Retype all of the listing exactly, passing over any picture you find.

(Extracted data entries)

%%

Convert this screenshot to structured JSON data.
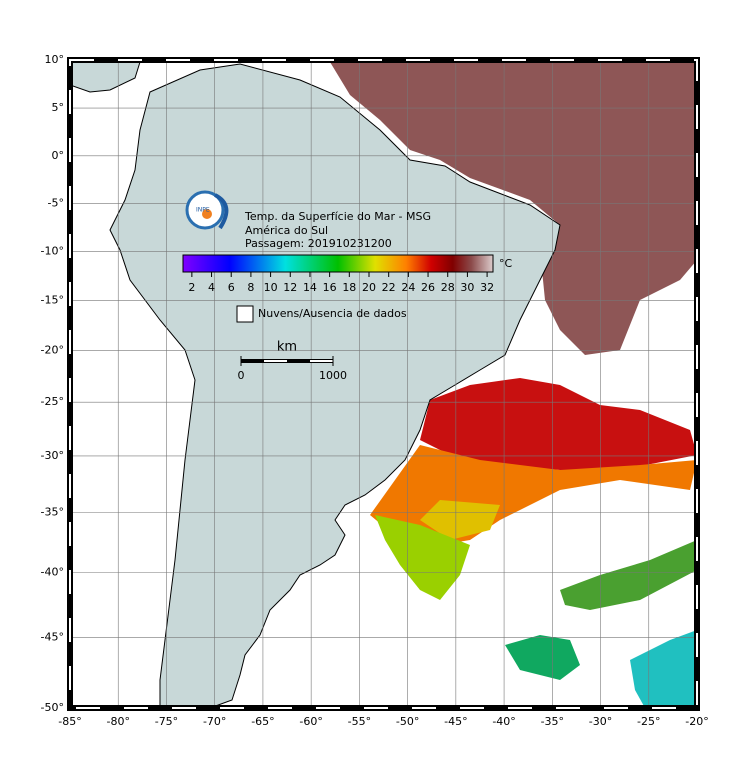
{
  "map": {
    "title_lines": [
      "Temp. da Superfície do Mar - MSG",
      "América do Sul",
      "Passagem: 201910231200"
    ],
    "projection": "mercator",
    "xlim": [
      -85,
      -20
    ],
    "ylim": [
      -50,
      10
    ],
    "xticks": [
      {
        "value": -85,
        "label": "-85°"
      },
      {
        "value": -80,
        "label": "-80°"
      },
      {
        "value": -75,
        "label": "-75°"
      },
      {
        "value": -70,
        "label": "-70°"
      },
      {
        "value": -65,
        "label": "-65°"
      },
      {
        "value": -60,
        "label": "-60°"
      },
      {
        "value": -55,
        "label": "-55°"
      },
      {
        "value": -50,
        "label": "-50°"
      },
      {
        "value": -45,
        "label": "-45°"
      },
      {
        "value": -40,
        "label": "-40°"
      },
      {
        "value": -35,
        "label": "-35°"
      },
      {
        "value": -30,
        "label": "-30°"
      },
      {
        "value": -25,
        "label": "-25°"
      },
      {
        "value": -20,
        "label": "-20°"
      }
    ],
    "yticks": [
      {
        "value": 10,
        "label": "10°"
      },
      {
        "value": 5,
        "label": "5°"
      },
      {
        "value": 0,
        "label": "0°"
      },
      {
        "value": -5,
        "label": "-5°"
      },
      {
        "value": -10,
        "label": "-10°"
      },
      {
        "value": -15,
        "label": "-15°"
      },
      {
        "value": -20,
        "label": "-20°"
      },
      {
        "value": -25,
        "label": "-25°"
      },
      {
        "value": -30,
        "label": "-30°"
      },
      {
        "value": -35,
        "label": "-35°"
      },
      {
        "value": -40,
        "label": "-40°"
      },
      {
        "value": -45,
        "label": "-45°"
      },
      {
        "value": -50,
        "label": "-50°"
      }
    ]
  },
  "colorbar": {
    "unit": "°C",
    "range": [
      1.1,
      32.6
    ],
    "ticks": [
      2,
      4,
      6,
      8,
      10,
      12,
      14,
      16,
      18,
      20,
      22,
      24,
      26,
      28,
      30,
      32
    ]
  },
  "legend": {
    "no_data": "Nuvens/Ausencia de dados"
  },
  "scale_bar": {
    "unit": "km",
    "ticks": [
      0,
      1000
    ]
  },
  "logo": {
    "text": "INPE"
  }
}
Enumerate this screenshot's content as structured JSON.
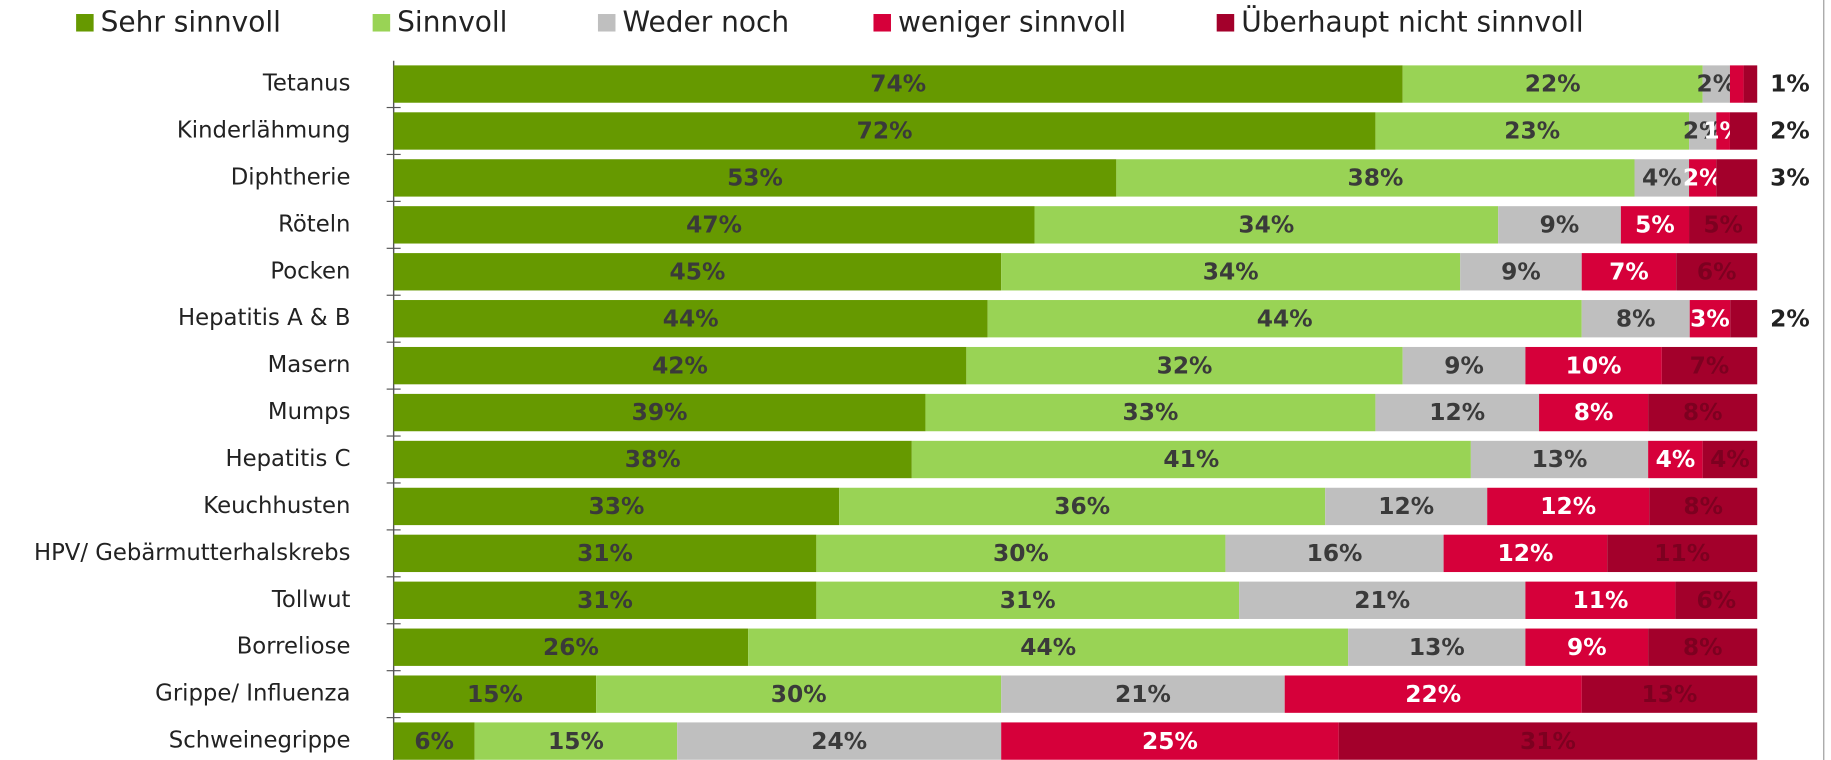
{
  "chart_data": {
    "type": "stacked-bar-horizontal",
    "categories": [
      "Tetanus",
      "Kinderlähmung",
      "Diphtherie",
      "Röteln",
      "Pocken",
      "Hepatitis A & B",
      "Masern",
      "Mumps",
      "Hepatitis C",
      "Keuchhusten",
      "HPV/ Gebärmutterhalskrebs",
      "Tollwut",
      "Borreliose",
      "Grippe/ Influenza",
      "Schweinegrippe"
    ],
    "series": [
      {
        "name": "Sehr sinnvoll",
        "color": "#669900",
        "values": [
          74,
          72,
          53,
          47,
          45,
          44,
          42,
          39,
          38,
          33,
          31,
          31,
          26,
          15,
          6
        ],
        "value_labels": [
          "74%",
          "72%",
          "53%",
          "47%",
          "45%",
          "44%",
          "42%",
          "39%",
          "38%",
          "33%",
          "31%",
          "31%",
          "26%",
          "15%",
          "6%"
        ]
      },
      {
        "name": "Sinnvoll",
        "color": "#99d355",
        "values": [
          22,
          23,
          38,
          34,
          34,
          44,
          32,
          33,
          41,
          36,
          30,
          31,
          44,
          30,
          15
        ],
        "value_labels": [
          "22%",
          "23%",
          "38%",
          "34%",
          "34%",
          "44%",
          "32%",
          "33%",
          "41%",
          "36%",
          "30%",
          "31%",
          "44%",
          "30%",
          "15%"
        ]
      },
      {
        "name": "Weder noch",
        "color": "#bfbfbf",
        "values": [
          2,
          2,
          4,
          9,
          9,
          8,
          9,
          12,
          13,
          12,
          16,
          21,
          13,
          21,
          24
        ],
        "value_labels": [
          "2%",
          "2%",
          "4%",
          "9%",
          "9%",
          "8%",
          "9%",
          "12%",
          "13%",
          "12%",
          "16%",
          "21%",
          "13%",
          "21%",
          "24%"
        ]
      },
      {
        "name": "weniger sinnvoll",
        "color": "#d6003a",
        "values": [
          1,
          1,
          2,
          5,
          7,
          3,
          10,
          8,
          4,
          12,
          12,
          11,
          9,
          22,
          25
        ],
        "value_labels": [
          null,
          "1%",
          "2%",
          "5%",
          "7%",
          "3%",
          "10%",
          "8%",
          "4%",
          "12%",
          "12%",
          "11%",
          "9%",
          "22%",
          "25%"
        ]
      },
      {
        "name": "Überhaupt nicht sinnvoll",
        "color": "#a3002b",
        "values": [
          1,
          2,
          3,
          5,
          6,
          2,
          7,
          8,
          4,
          8,
          11,
          6,
          8,
          13,
          31
        ],
        "value_labels": [
          "1%",
          "2%",
          "3%",
          "5%",
          "6%",
          "2%",
          "7%",
          "8%",
          "4%",
          "8%",
          "11%",
          "6%",
          "8%",
          "13%",
          "31%"
        ]
      }
    ]
  }
}
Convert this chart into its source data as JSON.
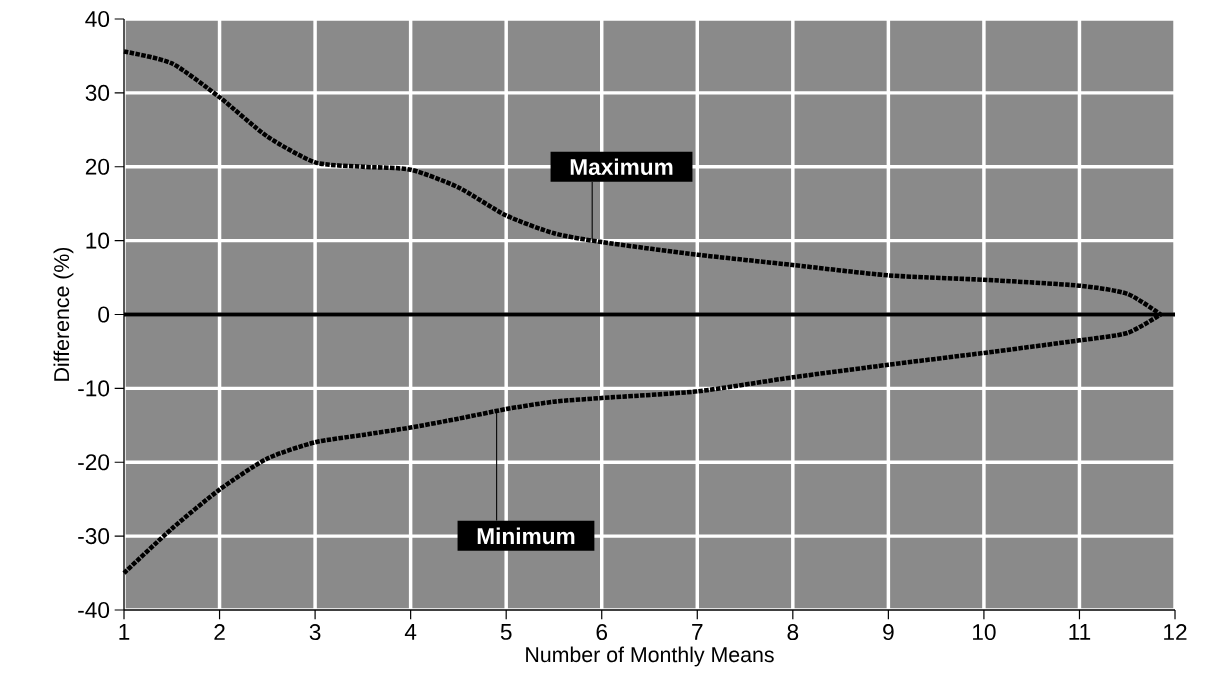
{
  "chart_data": {
    "type": "line",
    "xlabel": "Number of Monthly Means",
    "ylabel": "Difference (%)",
    "xlim": [
      1,
      12
    ],
    "ylim": [
      -40,
      40
    ],
    "xticks": [
      1,
      2,
      3,
      4,
      5,
      6,
      7,
      8,
      9,
      10,
      11,
      12
    ],
    "yticks": [
      -40,
      -30,
      -20,
      -10,
      0,
      10,
      20,
      30,
      40
    ],
    "grid": true,
    "line_style": "dotted",
    "marker": "none",
    "series": [
      {
        "color": "#000000",
        "x": [
          1,
          1.5,
          2,
          2.5,
          3,
          3.5,
          4,
          4.5,
          5,
          5.5,
          6,
          7,
          8,
          9,
          10,
          11,
          11.5,
          11.85
        ],
        "values": [
          35.6,
          34,
          29.4,
          24.1,
          20.6,
          20,
          19.6,
          17.2,
          13.4,
          11,
          9.8,
          8.1,
          6.7,
          5.3,
          4.7,
          3.9,
          2.8,
          0
        ]
      },
      {
        "color": "#000000",
        "x": [
          1,
          1.5,
          2,
          2.5,
          3,
          3.5,
          4,
          4.5,
          5,
          5.5,
          6,
          7,
          8,
          9,
          10,
          11,
          11.5,
          11.85
        ],
        "values": [
          -35,
          -29,
          -23.7,
          -19.5,
          -17.3,
          -16.3,
          -15.3,
          -14.1,
          -12.8,
          -11.8,
          -11.3,
          -10.4,
          -8.5,
          -6.8,
          -5.2,
          -3.5,
          -2.5,
          0
        ]
      }
    ],
    "ref_lines": [
      {
        "axis": "y",
        "value": 0,
        "color": "#000000"
      }
    ],
    "annotations": [
      {
        "text": "Maximum",
        "x": 5.9,
        "y": 10
      },
      {
        "text": "Minimum",
        "x": 4.9,
        "y": -13
      }
    ]
  }
}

%%

# TASK SOLUTION:
Convert this screenshot to structured JSON data.
{
  "map": {
    "title_lines": [
      "Temp. da Superfície do Mar - MSG",
      "América do Sul",
      "Passagem: 201910231200"
    ],
    "projection": "mercator",
    "xlim": [
      -85,
      -20
    ],
    "ylim": [
      -50,
      10
    ],
    "xticks": [
      {
        "value": -85,
        "label": "-85°"
      },
      {
        "value": -80,
        "label": "-80°"
      },
      {
        "value": -75,
        "label": "-75°"
      },
      {
        "value": -70,
        "label": "-70°"
      },
      {
        "value": -65,
        "label": "-65°"
      },
      {
        "value": -60,
        "label": "-60°"
      },
      {
        "value": -55,
        "label": "-55°"
      },
      {
        "value": -50,
        "label": "-50°"
      },
      {
        "value": -45,
        "label": "-45°"
      },
      {
        "value": -40,
        "label": "-40°"
      },
      {
        "value": -35,
        "label": "-35°"
      },
      {
        "value": -30,
        "label": "-30°"
      },
      {
        "value": -25,
        "label": "-25°"
      },
      {
        "value": -20,
        "label": "-20°"
      }
    ],
    "yticks": [
      {
        "value": 10,
        "label": "10°"
      },
      {
        "value": 5,
        "label": "5°"
      },
      {
        "value": 0,
        "label": "0°"
      },
      {
        "value": -5,
        "label": "-5°"
      },
      {
        "value": -10,
        "label": "-10°"
      },
      {
        "value": -15,
        "label": "-15°"
      },
      {
        "value": -20,
        "label": "-20°"
      },
      {
        "value": -25,
        "label": "-25°"
      },
      {
        "value": -30,
        "label": "-30°"
      },
      {
        "value": -35,
        "label": "-35°"
      },
      {
        "value": -40,
        "label": "-40°"
      },
      {
        "value": -45,
        "label": "-45°"
      },
      {
        "value": -50,
        "label": "-50°"
      }
    ]
  },
  "colorbar": {
    "unit": "°C",
    "range": [
      1.1,
      32.6
    ],
    "ticks": [
      2,
      4,
      6,
      8,
      10,
      12,
      14,
      16,
      18,
      20,
      22,
      24,
      26,
      28,
      30,
      32
    ]
  },
  "legend": {
    "no_data": "Nuvens/Ausencia de dados"
  },
  "scale_bar": {
    "unit": "km",
    "ticks": [
      0,
      1000
    ]
  },
  "logo": {
    "text": "INPE"
  }
}
Enumerate this screenshot's content as structured JSON.
{
  "chart_data": {
    "type": "stacked-bar-horizontal",
    "categories": [
      "Tetanus",
      "Kinderlähmung",
      "Diphtherie",
      "Röteln",
      "Pocken",
      "Hepatitis A & B",
      "Masern",
      "Mumps",
      "Hepatitis C",
      "Keuchhusten",
      "HPV/ Gebärmutterhalskrebs",
      "Tollwut",
      "Borreliose",
      "Grippe/ Influenza",
      "Schweinegrippe"
    ],
    "series": [
      {
        "name": "Sehr sinnvoll",
        "color": "#669900",
        "values": [
          74,
          72,
          53,
          47,
          45,
          44,
          42,
          39,
          38,
          33,
          31,
          31,
          26,
          15,
          6
        ],
        "value_labels": [
          "74%",
          "72%",
          "53%",
          "47%",
          "45%",
          "44%",
          "42%",
          "39%",
          "38%",
          "33%",
          "31%",
          "31%",
          "26%",
          "15%",
          "6%"
        ]
      },
      {
        "name": "Sinnvoll",
        "color": "#99d355",
        "values": [
          22,
          23,
          38,
          34,
          34,
          44,
          32,
          33,
          41,
          36,
          30,
          31,
          44,
          30,
          15
        ],
        "value_labels": [
          "22%",
          "23%",
          "38%",
          "34%",
          "34%",
          "44%",
          "32%",
          "33%",
          "41%",
          "36%",
          "30%",
          "31%",
          "44%",
          "30%",
          "15%"
        ]
      },
      {
        "name": "Weder noch",
        "color": "#bfbfbf",
        "values": [
          2,
          2,
          4,
          9,
          9,
          8,
          9,
          12,
          13,
          12,
          16,
          21,
          13,
          21,
          24
        ],
        "value_labels": [
          "2%",
          "2%",
          "4%",
          "9%",
          "9%",
          "8%",
          "9%",
          "12%",
          "13%",
          "12%",
          "16%",
          "21%",
          "13%",
          "21%",
          "24%"
        ]
      },
      {
        "name": "weniger sinnvoll",
        "color": "#d6003a",
        "values": [
          1,
          1,
          2,
          5,
          7,
          3,
          10,
          8,
          4,
          12,
          12,
          11,
          9,
          22,
          25
        ],
        "value_labels": [
          null,
          "1%",
          "2%",
          "5%",
          "7%",
          "3%",
          "10%",
          "8%",
          "4%",
          "12%",
          "12%",
          "11%",
          "9%",
          "22%",
          "25%"
        ]
      },
      {
        "name": "Überhaupt nicht sinnvoll",
        "color": "#a3002b",
        "values": [
          1,
          2,
          3,
          5,
          6,
          2,
          7,
          8,
          4,
          8,
          11,
          6,
          8,
          13,
          31
        ],
        "value_labels": [
          "1%",
          "2%",
          "3%",
          "5%",
          "6%",
          "2%",
          "7%",
          "8%",
          "4%",
          "8%",
          "11%",
          "6%",
          "8%",
          "13%",
          "31%"
        ]
      }
    ]
  }
}
Convert this chart into its source data as JSON.
{
  "chart_data": {
    "type": "line",
    "xlabel": "Number of Monthly Means",
    "ylabel": "Difference (%)",
    "xlim": [
      1,
      12
    ],
    "ylim": [
      -40,
      40
    ],
    "xticks": [
      1,
      2,
      3,
      4,
      5,
      6,
      7,
      8,
      9,
      10,
      11,
      12
    ],
    "yticks": [
      -40,
      -30,
      -20,
      -10,
      0,
      10,
      20,
      30,
      40
    ],
    "grid": true,
    "line_style": "dotted",
    "marker": "none",
    "series": [
      {
        "color": "#000000",
        "x": [
          1,
          1.5,
          2,
          2.5,
          3,
          3.5,
          4,
          4.5,
          5,
          5.5,
          6,
          7,
          8,
          9,
          10,
          11,
          11.5,
          11.85
        ],
        "values": [
          35.6,
          34,
          29.4,
          24.1,
          20.6,
          20,
          19.6,
          17.2,
          13.4,
          11,
          9.8,
          8.1,
          6.7,
          5.3,
          4.7,
          3.9,
          2.8,
          0
        ]
      },
      {
        "color": "#000000",
        "x": [
          1,
          1.5,
          2,
          2.5,
          3,
          3.5,
          4,
          4.5,
          5,
          5.5,
          6,
          7,
          8,
          9,
          10,
          11,
          11.5,
          11.85
        ],
        "values": [
          -35,
          -29,
          -23.7,
          -19.5,
          -17.3,
          -16.3,
          -15.3,
          -14.1,
          -12.8,
          -11.8,
          -11.3,
          -10.4,
          -8.5,
          -6.8,
          -5.2,
          -3.5,
          -2.5,
          0
        ]
      }
    ],
    "ref_lines": [
      {
        "axis": "y",
        "value": 0,
        "color": "#000000"
      }
    ],
    "annotations": [
      {
        "text": "Maximum",
        "x": 5.9,
        "y": 10
      },
      {
        "text": "Minimum",
        "x": 4.9,
        "y": -13
      }
    ]
  }
}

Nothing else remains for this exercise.